Sim, é verdade! Na mesma época que eu comecei a escrever, comecei a ter aulas de violão. Até hoje não sou muito boa tocando, mas assim que aprendi as primeiras notas, me empolguei pra compor uma música. A canção falava sobre uma princesa que foi presa em um palácio e decidiu queimar a cela pra fugir. Quando mostrei para o meu professor, ele questionou em que eu tinha me inspirado e eu não soube responder, porque não era algo que eu tinha visto na rua, sabe? Era algo que eu tinha imaginado. Acho que eu sempre fui essa pessoa que colocava histórias onde quer que fosse possível. Eu compus outras músicas depois, mas elas tem um cunho religioso e atualmente eu dei uma pausa nessa parte da minha vida, porque minhas demandas já são outras (as conhecidas responsabilidades adultas). Sobre a minha relação com a música: de forma geral, ela continua sendo muito profunda. Eu preciso colocar meu fone de ouvido pelo menos uma vez ao dia pra conseguir me conectar comigo mesma.
Como uma arte influencia a outra na sua carreira?
É como se a música abrisse uma porta pra outra realidade e é de lá que saem as histórias que eu escrevo. Não posso nem dizer que sou eu que as crio, elas simplesmente surgem enquanto ouço música, sussurrando pra eu fazer com que elas existam do outro lado da porta. Sempre foi assim e acho que vai continuar sendo até, sei lá, elas desistirem de vim pra cá.
E, como foi o processo de escrita de seu livro? O que motivou você a escrevê-lo?
Eu escrevi “A Primogênita” pra submeter em uma revista, inclusive, acho que foi uma das únicas histórias curtas que eu consegui desenvolver. Eu sou prolixa, é uma coisa que já tentei mudar e não consigo! A maioria dos meus enredos tem começo, meio e fim. A Primogênita precisou começar do meio e acabar no seu clímax, porque eu sabia que iria fazer render mais pano pra manga e a revista tinha limite de palavras. Então, o processo foi muito sofrido, eu fiz com um prazo de entrega sofrido e virei algumas noites tentando terminar e deixar o melhor possível. No fim, acabei nem passando no processo, mas eu fiquei tão feliz por ter passado na primeira etapa que eu precisei mostrar a Nair pro mundo.
A sequência já estava em seus planos? Ou sentiu necessidade depois de publicar o primeiro livro?
Então, ela não ia acontecer na forma que está pra ser lançada. Os contos não iam se passar em Uzur, teriam outras realidades (algumas até aqui no Brasil), mas a medida que eu fui recebendo os feedbacks dos leitores, foi que notei como todo mundo estava ansioso pra saber mais sobre a Aliança, a guerra, Ajax e etc. Só aí que eu percebi que um universo inteiro seria desperdiçado e Uzur merecia mais.

+===+

Por favor, prossiga a entrevista sobre música e escrita a partir da última frase apresentada. Os registros são um material à parte, sem relação com a entrevista.

+===+

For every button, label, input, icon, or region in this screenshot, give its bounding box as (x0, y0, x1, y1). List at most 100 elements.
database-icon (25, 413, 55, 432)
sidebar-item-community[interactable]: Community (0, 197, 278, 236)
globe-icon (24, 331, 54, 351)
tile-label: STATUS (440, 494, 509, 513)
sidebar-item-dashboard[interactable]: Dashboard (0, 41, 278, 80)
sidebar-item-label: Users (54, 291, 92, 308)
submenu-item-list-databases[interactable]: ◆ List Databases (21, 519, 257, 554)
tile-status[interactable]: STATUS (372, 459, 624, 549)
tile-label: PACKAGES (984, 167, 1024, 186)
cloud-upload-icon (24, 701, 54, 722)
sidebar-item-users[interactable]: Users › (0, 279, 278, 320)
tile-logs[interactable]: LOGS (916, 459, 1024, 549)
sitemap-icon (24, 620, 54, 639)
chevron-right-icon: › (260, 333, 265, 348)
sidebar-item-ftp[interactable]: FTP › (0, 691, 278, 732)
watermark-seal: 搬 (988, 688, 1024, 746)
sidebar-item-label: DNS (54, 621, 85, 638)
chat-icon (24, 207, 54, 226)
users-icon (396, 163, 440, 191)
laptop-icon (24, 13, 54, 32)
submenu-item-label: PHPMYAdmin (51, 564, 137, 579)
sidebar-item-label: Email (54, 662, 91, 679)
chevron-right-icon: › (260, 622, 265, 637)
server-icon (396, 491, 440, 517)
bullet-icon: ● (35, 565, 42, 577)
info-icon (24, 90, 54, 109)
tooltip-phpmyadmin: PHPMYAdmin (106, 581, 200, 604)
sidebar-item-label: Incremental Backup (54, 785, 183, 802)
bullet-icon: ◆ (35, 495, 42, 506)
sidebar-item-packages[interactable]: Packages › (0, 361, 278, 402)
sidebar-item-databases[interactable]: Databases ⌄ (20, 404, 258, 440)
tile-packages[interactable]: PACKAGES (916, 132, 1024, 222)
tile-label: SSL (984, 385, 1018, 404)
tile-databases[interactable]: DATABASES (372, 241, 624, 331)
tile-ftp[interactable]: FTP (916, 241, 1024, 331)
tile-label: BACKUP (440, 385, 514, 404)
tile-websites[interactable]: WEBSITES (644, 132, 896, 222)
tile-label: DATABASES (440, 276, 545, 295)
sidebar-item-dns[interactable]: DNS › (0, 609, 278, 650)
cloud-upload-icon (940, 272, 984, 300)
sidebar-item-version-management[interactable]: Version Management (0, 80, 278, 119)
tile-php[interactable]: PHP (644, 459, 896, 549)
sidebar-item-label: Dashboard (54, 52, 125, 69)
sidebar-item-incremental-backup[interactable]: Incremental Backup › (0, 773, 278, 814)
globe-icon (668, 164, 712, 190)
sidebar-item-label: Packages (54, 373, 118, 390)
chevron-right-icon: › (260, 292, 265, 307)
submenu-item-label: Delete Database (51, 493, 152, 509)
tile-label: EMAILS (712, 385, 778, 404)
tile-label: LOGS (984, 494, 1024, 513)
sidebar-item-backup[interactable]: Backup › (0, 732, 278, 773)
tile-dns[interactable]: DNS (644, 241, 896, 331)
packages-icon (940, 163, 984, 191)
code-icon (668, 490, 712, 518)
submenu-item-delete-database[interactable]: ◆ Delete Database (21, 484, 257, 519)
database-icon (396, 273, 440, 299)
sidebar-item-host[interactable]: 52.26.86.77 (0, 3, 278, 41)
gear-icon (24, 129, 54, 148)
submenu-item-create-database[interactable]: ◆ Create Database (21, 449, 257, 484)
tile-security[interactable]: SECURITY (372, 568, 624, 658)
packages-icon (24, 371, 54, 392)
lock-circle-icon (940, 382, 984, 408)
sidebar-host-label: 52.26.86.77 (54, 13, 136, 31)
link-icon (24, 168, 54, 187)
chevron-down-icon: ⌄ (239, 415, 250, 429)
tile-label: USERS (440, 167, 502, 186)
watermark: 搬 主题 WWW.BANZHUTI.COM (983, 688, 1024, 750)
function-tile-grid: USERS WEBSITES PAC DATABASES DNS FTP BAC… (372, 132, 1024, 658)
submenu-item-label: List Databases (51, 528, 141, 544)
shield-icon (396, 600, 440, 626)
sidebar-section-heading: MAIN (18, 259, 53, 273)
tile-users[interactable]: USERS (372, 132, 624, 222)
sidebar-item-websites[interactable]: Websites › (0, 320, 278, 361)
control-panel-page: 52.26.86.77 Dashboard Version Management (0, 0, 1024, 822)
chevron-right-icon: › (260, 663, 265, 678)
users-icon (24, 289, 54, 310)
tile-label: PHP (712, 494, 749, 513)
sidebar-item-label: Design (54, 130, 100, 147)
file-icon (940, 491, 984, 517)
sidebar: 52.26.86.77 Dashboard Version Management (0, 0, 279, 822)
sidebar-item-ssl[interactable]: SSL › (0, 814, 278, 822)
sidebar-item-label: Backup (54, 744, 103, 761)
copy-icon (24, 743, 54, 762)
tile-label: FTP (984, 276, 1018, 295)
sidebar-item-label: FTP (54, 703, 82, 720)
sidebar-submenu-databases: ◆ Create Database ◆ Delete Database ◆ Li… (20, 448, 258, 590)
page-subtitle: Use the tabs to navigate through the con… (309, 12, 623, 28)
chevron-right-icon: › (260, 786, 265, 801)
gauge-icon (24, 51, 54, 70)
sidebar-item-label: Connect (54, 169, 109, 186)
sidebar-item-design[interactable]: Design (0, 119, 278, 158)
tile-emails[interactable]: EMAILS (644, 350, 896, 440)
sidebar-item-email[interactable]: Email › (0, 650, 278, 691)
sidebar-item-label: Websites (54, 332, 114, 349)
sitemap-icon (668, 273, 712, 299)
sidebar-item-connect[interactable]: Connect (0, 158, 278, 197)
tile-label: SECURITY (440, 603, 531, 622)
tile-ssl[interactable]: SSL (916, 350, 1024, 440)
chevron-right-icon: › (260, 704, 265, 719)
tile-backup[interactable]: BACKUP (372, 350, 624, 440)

+===+

Resposta abaixo:
Admito que é a primeira vez que eu não “certezas” ao escrever uma Saga. Os enredos que chegam até mim sempre vem com todo um caminho trilhado. Dessa vez, eu só sei onde chegar, mas não como. Tem sido uma experiência diferente e incrível.
Poderemos conhecer o novo livro quando? Estamos ansiosos!
“A Sacerdotisa” começa com a pré-venda dia 19/11/2020 e estou super ansiosa e apreensiva, porque sinto que o ritmo é mais lento que “A Primogênita” e mais detalhado também. Espero que o pessoal goste desse modelo de enredo.
Que lições, aprendizagens e transformações você teve ou está tendo com a saga?
A saga Elementos me fez olhar com mais cuidado pra mim e pra garotas como eu. Eu sempre tive a intenção de escrever fantasia, aventura e ficção científica com protagonistas femininas, porque por muito tempo eu consumi esses conteúdos como se fosse algo só “pra meninos”. Mas aí, eu percebi que o meu buraco é mais embaixo. Se é raro ver protagonistas femininas, muito mais raro é encontrar mulheres negras, fortes e com corpos fora do padrão nesse nicho. Eu falo de cabelo, pele, feições e etc. Eu já era consciente desses fatos, mas demorou pra cair a ficha de que eu mesma não estava produzindo nada para reverter essa situação. Pra minha vergonha, 80% das minhas personagens eram brancas e com corpo padrão, essa era a visão de mulher empoderada que eu tinha recebido e era a perspectiva que eu estava reproduzindo. Eu mesma não me enxergava fisicamente nos personagens que eu escrevia. Então, escrever a Saga Elementos foi como um resgate, hoje eu vejo essas obras, como um projeto que pela primeira vez me espelha em várias nuances e espelha muitas outras garotas que merecem ser vistas.
Qual a mensagem, a discussão que você deseja gerar com as suas obras?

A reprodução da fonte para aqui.